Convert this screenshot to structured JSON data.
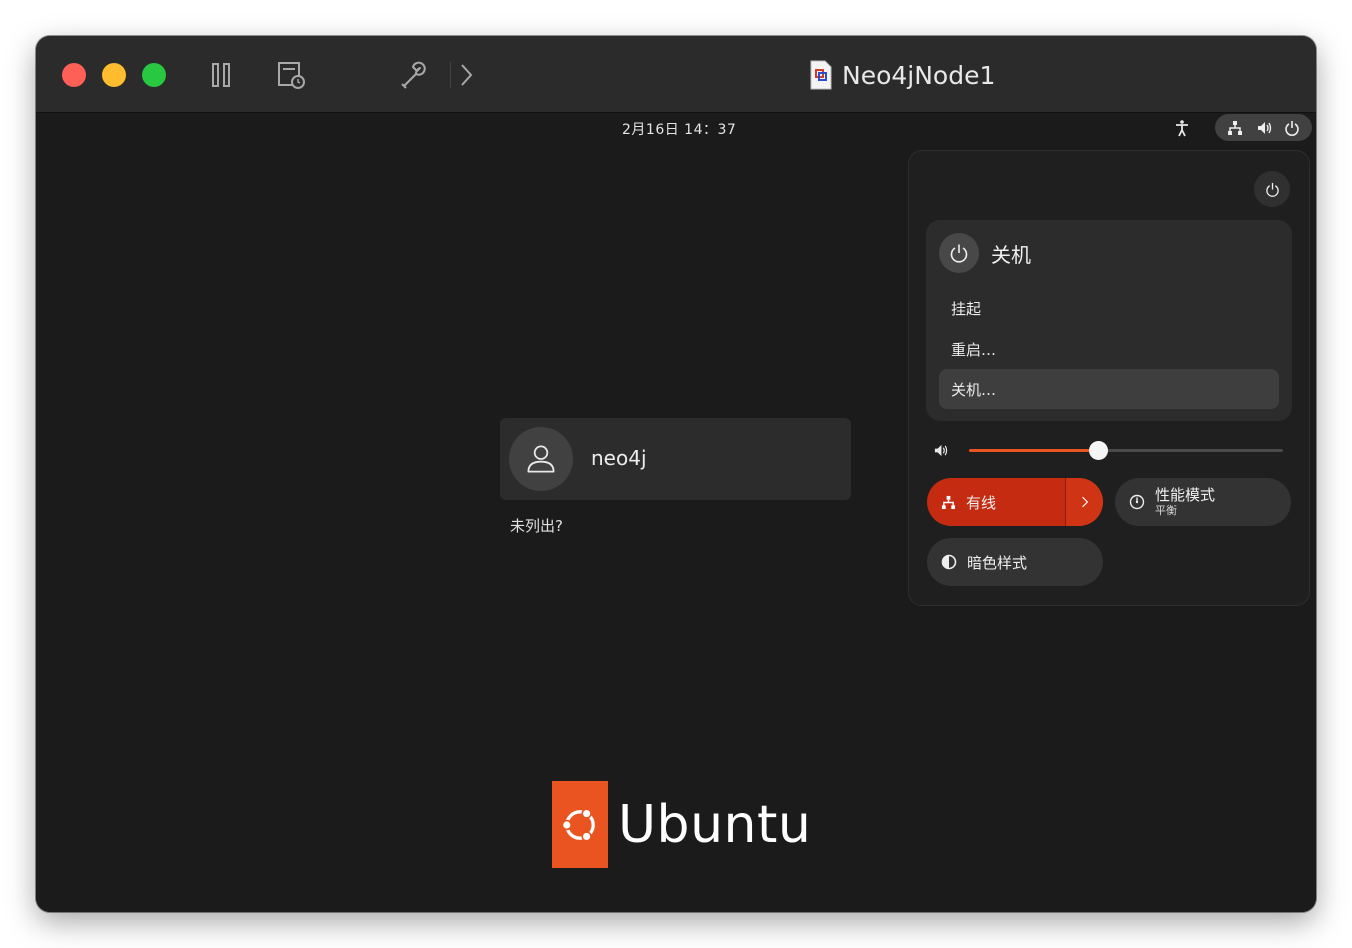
{
  "window": {
    "title": "Neo4jNode1"
  },
  "topbar": {
    "clock": "2月16日  14：37"
  },
  "power_menu": {
    "title": "关机",
    "items": [
      {
        "label": "挂起"
      },
      {
        "label": "重启…"
      },
      {
        "label": "关机…"
      }
    ],
    "highlighted_item": "关机…"
  },
  "volume": {
    "level": 0.41
  },
  "quick_settings": {
    "wired": {
      "label": "有线",
      "active": true
    },
    "performance": {
      "label": "性能模式",
      "sublabel": "平衡"
    },
    "dark_style": {
      "label": "暗色样式"
    }
  },
  "login": {
    "username": "neo4j",
    "not_listed": "未列出?"
  },
  "logo": {
    "text": "Ubuntu"
  },
  "colors": {
    "accent": "#e95420",
    "active_toggle": "#c42b10",
    "background": "#1b1b1b"
  }
}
########################################
# SET EXERCISE
Each entry shown above must be quoted exactly, with its pictures left out.

# ANSWER
Convert this screenshot to structured JSON data.
{
  "window": {
    "title": "Neo4jNode1"
  },
  "topbar": {
    "clock": "2月16日  14：37"
  },
  "power_menu": {
    "title": "关机",
    "items": [
      {
        "label": "挂起"
      },
      {
        "label": "重启…"
      },
      {
        "label": "关机…"
      }
    ],
    "highlighted_item": "关机…"
  },
  "volume": {
    "level": 0.41
  },
  "quick_settings": {
    "wired": {
      "label": "有线",
      "active": true
    },
    "performance": {
      "label": "性能模式",
      "sublabel": "平衡"
    },
    "dark_style": {
      "label": "暗色样式"
    }
  },
  "login": {
    "username": "neo4j",
    "not_listed": "未列出?"
  },
  "logo": {
    "text": "Ubuntu"
  },
  "colors": {
    "accent": "#e95420",
    "active_toggle": "#c42b10",
    "background": "#1b1b1b"
  }
}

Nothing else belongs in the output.